→ Exercise:
Pull each line containing "取消本场考试成绩" out of the data and copy it.
========
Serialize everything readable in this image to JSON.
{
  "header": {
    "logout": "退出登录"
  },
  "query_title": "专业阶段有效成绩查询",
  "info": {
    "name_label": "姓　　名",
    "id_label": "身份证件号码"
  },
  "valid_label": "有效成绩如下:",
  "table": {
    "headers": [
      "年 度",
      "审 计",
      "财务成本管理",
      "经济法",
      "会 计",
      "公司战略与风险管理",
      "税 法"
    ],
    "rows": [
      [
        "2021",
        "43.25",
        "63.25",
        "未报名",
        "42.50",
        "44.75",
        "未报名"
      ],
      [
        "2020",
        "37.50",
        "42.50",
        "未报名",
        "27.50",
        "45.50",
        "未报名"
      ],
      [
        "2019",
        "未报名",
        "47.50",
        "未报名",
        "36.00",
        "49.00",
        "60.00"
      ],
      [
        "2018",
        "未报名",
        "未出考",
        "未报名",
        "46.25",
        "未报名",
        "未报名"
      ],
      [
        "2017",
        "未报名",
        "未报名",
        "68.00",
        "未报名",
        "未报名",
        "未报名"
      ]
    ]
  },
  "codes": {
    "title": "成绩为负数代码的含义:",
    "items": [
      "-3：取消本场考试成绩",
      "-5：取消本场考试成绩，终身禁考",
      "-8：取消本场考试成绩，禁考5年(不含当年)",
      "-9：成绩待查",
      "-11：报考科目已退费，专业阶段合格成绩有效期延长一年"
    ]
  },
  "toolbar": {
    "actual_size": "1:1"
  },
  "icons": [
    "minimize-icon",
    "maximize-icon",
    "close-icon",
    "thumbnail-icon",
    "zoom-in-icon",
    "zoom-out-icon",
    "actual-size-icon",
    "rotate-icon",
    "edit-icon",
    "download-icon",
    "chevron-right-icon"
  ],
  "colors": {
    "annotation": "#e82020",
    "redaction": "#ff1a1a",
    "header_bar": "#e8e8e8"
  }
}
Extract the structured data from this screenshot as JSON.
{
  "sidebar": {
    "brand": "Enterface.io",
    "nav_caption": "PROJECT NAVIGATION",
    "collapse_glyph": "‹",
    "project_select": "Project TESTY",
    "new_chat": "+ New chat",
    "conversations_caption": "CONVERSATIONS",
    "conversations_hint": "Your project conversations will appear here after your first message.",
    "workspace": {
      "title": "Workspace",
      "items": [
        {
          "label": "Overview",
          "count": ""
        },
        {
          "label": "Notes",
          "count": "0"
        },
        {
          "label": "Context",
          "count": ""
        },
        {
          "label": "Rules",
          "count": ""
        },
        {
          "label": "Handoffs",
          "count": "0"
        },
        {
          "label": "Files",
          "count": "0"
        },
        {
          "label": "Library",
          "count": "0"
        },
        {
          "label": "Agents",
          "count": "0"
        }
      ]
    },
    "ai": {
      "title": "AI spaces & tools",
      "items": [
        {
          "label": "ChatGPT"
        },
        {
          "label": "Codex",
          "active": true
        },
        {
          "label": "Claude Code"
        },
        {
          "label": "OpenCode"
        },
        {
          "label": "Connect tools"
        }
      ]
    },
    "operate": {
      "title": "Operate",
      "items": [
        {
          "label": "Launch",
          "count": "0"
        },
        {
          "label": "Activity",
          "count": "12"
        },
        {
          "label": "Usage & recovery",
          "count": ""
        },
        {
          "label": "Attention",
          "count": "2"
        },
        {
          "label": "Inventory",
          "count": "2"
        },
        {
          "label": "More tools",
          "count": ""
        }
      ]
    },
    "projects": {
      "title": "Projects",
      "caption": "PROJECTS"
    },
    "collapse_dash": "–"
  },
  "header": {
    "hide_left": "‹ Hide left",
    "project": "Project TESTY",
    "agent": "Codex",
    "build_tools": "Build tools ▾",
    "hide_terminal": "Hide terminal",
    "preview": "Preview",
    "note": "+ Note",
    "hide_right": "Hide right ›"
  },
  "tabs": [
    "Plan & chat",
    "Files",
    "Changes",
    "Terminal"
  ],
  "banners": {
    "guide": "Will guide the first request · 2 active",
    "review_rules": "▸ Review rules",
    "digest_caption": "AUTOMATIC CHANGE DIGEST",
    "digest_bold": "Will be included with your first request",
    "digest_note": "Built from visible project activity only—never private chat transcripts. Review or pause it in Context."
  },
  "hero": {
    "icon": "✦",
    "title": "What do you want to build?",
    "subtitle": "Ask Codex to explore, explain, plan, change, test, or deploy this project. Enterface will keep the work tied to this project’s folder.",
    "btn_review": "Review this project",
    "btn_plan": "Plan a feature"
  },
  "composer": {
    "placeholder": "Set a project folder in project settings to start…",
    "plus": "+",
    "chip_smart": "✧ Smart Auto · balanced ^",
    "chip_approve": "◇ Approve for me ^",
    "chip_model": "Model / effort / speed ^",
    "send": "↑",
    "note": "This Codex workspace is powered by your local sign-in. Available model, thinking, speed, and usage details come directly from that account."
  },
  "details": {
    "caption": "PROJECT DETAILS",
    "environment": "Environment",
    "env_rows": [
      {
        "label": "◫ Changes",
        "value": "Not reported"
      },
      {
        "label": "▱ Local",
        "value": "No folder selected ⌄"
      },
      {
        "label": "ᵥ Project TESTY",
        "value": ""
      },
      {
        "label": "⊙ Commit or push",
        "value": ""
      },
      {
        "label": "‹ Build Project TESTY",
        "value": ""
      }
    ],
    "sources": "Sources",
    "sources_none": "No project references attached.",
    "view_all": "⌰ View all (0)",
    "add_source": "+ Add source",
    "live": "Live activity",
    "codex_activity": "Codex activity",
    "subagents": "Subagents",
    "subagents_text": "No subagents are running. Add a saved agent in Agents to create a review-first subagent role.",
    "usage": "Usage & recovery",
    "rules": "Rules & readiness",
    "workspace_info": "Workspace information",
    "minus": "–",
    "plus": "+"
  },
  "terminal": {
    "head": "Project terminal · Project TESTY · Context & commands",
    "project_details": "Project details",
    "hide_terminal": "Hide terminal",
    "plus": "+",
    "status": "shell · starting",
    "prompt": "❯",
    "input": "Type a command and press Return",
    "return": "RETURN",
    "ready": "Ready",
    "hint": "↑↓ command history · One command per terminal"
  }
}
========
→ Written answer:
      "-3：取消本场考试成绩",
      "-5：取消本场考试成绩，终身禁考",
      "-8：取消本场考试成绩，禁考5年(不含当年)",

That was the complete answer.